— Start of STORED RECORDS —
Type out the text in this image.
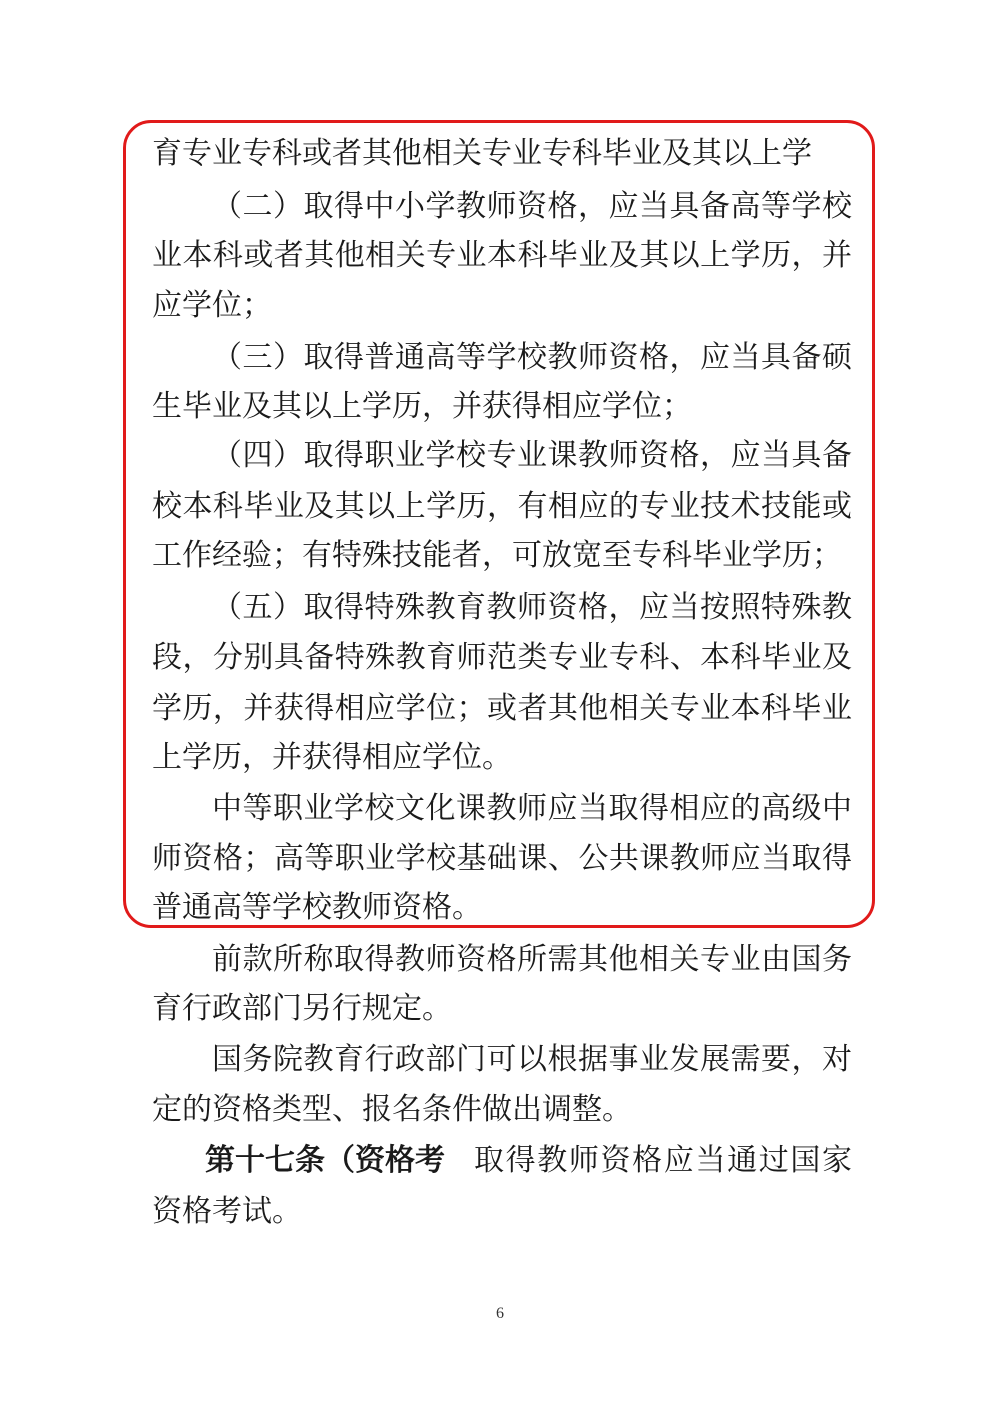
育专业专科或者其他相关专业专科毕业及其以上学
（二）取得中小学教师资格，应当具备高等学校
业本科或者其他相关专业本科毕业及其以上学历，并
应学位；
（三）取得普通高等学校教师资格，应当具备硕
生毕业及其以上学历，并获得相应学位；
（四）取得职业学校专业课教师资格，应当具备
校本科毕业及其以上学历，有相应的专业技术技能或
工作经验；有特殊技能者，可放宽至专科毕业学历；
（五）取得特殊教育教师资格，应当按照特殊教
段，分别具备特殊教育师范类专业专科、本科毕业及
学历，并获得相应学位；或者其他相关专业本科毕业
上学历，并获得相应学位。
中等职业学校文化课教师应当取得相应的高级中
师资格；高等职业学校基础课、公共课教师应当取得
普通高等学校教师资格。
前款所称取得教师资格所需其他相关专业由国务
育行政部门另行规定。
国务院教育行政部门可以根据事业发展需要，对
定的资格类型、报名条件做出调整。
第十七条（资格考 取得教师资格应当通过国家
资格考试。
6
— End of STORED RECORDS —
● **TASK TO COMPLETE**
Identify each line in the records above containing the word "并获得相应学位"; copy those lines.

● **REPLY TO THE TASK**
生毕业及其以上学历，并获得相应学位；
学历，并获得相应学位；或者其他相关专业本科毕业
上学历，并获得相应学位。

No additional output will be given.